■ EXERCISE AIM ■
Collect from the data below each line with "title".
[start RECORDED INFORMATION]
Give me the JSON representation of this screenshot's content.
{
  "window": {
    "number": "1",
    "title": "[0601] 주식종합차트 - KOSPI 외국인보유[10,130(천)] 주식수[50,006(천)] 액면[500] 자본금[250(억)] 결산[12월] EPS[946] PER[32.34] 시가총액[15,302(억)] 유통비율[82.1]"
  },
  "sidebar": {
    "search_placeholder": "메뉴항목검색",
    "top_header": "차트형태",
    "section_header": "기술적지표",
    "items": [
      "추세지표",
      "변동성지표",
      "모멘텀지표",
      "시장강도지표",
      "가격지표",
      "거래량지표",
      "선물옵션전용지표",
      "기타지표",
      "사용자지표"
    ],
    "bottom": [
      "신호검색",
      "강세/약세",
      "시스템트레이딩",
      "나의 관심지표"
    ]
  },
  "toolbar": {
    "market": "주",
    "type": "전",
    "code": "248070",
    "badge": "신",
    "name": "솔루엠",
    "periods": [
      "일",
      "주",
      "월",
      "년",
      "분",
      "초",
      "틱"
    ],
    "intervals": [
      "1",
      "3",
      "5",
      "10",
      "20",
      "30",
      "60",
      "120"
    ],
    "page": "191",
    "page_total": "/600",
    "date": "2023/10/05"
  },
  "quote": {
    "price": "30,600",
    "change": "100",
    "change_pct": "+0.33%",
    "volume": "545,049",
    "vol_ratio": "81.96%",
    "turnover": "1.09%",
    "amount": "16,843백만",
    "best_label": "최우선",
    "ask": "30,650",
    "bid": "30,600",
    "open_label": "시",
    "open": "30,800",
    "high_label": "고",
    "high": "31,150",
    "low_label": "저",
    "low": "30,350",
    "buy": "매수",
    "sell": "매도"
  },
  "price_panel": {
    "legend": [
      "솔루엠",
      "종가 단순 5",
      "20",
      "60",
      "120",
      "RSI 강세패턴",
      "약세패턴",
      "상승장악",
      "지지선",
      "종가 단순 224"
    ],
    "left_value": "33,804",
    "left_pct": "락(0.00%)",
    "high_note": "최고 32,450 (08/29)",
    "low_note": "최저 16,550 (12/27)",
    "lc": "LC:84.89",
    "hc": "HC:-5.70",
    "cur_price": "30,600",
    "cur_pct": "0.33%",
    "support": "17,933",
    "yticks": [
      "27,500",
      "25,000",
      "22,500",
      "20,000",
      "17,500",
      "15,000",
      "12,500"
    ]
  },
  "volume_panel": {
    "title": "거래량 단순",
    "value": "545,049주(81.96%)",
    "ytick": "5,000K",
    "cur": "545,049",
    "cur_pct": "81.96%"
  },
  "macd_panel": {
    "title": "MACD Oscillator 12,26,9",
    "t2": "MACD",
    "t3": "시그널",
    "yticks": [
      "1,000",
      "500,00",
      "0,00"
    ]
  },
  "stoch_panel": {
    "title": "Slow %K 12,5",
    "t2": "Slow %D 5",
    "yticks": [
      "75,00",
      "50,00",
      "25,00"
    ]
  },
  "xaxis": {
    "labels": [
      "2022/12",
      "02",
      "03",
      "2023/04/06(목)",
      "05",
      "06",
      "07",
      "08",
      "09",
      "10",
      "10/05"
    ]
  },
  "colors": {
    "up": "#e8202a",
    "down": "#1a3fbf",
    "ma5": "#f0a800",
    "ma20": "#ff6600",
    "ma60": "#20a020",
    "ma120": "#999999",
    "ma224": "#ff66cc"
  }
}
[end RECORDED INFORMATION]
■ REPLY TO THE EXERCISE ■
    "title": "[0601] 주식종합차트 - KOSPI 외국인보유[10,130(천)] 주식수[50,006(천)] 액면[500] 자본금[250(억)] 결산[12월] EPS[946] PER[32.34] 시가총액[15,302(억)] 유통비율[82.1]"
    "title": "거래량 단순",
    "title": "MACD Oscillator 12,26,9",
    "title": "Slow %K 12,5",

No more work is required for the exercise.